# TASK DETAILS
Reproduce the listing below word for word, with no pictures.

# DATA EXCERPTS
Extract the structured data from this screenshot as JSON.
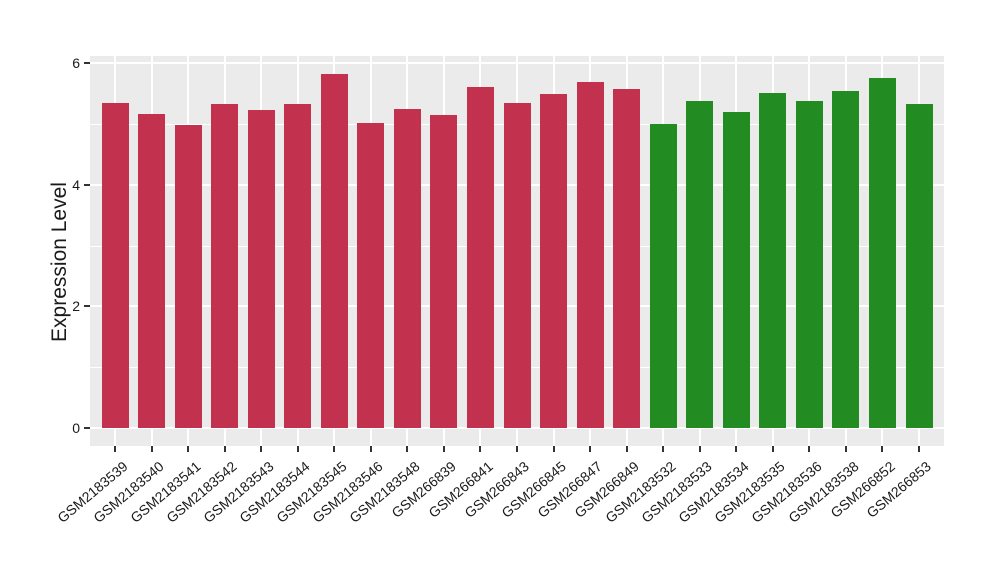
{
  "chart_data": {
    "type": "bar",
    "title": "",
    "xlabel": "",
    "ylabel": "Expression Level",
    "yticks": [
      0,
      2,
      4,
      6
    ],
    "yticks_minor": [
      1,
      3,
      5
    ],
    "ylim": [
      -0.28,
      6.12
    ],
    "grid": true,
    "legend": "none",
    "panel_bg": "#ebebeb",
    "grid_color": "#ffffff",
    "axis_text_color": "#1a1a1a",
    "categories": [
      "GSM2183539",
      "GSM2183540",
      "GSM2183541",
      "GSM2183542",
      "GSM2183543",
      "GSM2183544",
      "GSM2183545",
      "GSM2183546",
      "GSM2183548",
      "GSM266839",
      "GSM266841",
      "GSM266843",
      "GSM266845",
      "GSM266847",
      "GSM266849",
      "GSM2183532",
      "GSM2183533",
      "GSM2183534",
      "GSM2183535",
      "GSM2183536",
      "GSM2183538",
      "GSM266852",
      "GSM266853"
    ],
    "values": [
      5.35,
      5.17,
      4.98,
      5.33,
      5.22,
      5.33,
      5.82,
      5.01,
      5.24,
      5.15,
      5.61,
      5.35,
      5.49,
      5.69,
      5.58,
      5.0,
      5.38,
      5.2,
      5.51,
      5.38,
      5.54,
      5.75,
      5.33
    ],
    "groups": [
      "crimson",
      "crimson",
      "crimson",
      "crimson",
      "crimson",
      "crimson",
      "crimson",
      "crimson",
      "crimson",
      "crimson",
      "crimson",
      "crimson",
      "crimson",
      "crimson",
      "crimson",
      "green",
      "green",
      "green",
      "green",
      "green",
      "green",
      "green",
      "green"
    ],
    "group_colors": {
      "crimson": "#c2314d",
      "green": "#228b22"
    }
  }
}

# SOLUTION TO THIS TASK
Extract the structured data from this screenshot as JSON.
{
  "chart_data": {
    "type": "bar",
    "title": "",
    "xlabel": "",
    "ylabel": "Expression Level",
    "yticks": [
      0,
      2,
      4,
      6
    ],
    "yticks_minor": [
      1,
      3,
      5
    ],
    "ylim": [
      -0.28,
      6.12
    ],
    "grid": true,
    "legend": "none",
    "panel_bg": "#ebebeb",
    "grid_color": "#ffffff",
    "axis_text_color": "#1a1a1a",
    "categories": [
      "GSM2183539",
      "GSM2183540",
      "GSM2183541",
      "GSM2183542",
      "GSM2183543",
      "GSM2183544",
      "GSM2183545",
      "GSM2183546",
      "GSM2183548",
      "GSM266839",
      "GSM266841",
      "GSM266843",
      "GSM266845",
      "GSM266847",
      "GSM266849",
      "GSM2183532",
      "GSM2183533",
      "GSM2183534",
      "GSM2183535",
      "GSM2183536",
      "GSM2183538",
      "GSM266852",
      "GSM266853"
    ],
    "values": [
      5.35,
      5.17,
      4.98,
      5.33,
      5.22,
      5.33,
      5.82,
      5.01,
      5.24,
      5.15,
      5.61,
      5.35,
      5.49,
      5.69,
      5.58,
      5.0,
      5.38,
      5.2,
      5.51,
      5.38,
      5.54,
      5.75,
      5.33
    ],
    "groups": [
      "crimson",
      "crimson",
      "crimson",
      "crimson",
      "crimson",
      "crimson",
      "crimson",
      "crimson",
      "crimson",
      "crimson",
      "crimson",
      "crimson",
      "crimson",
      "crimson",
      "crimson",
      "green",
      "green",
      "green",
      "green",
      "green",
      "green",
      "green",
      "green"
    ],
    "group_colors": {
      "crimson": "#c2314d",
      "green": "#228b22"
    }
  }
}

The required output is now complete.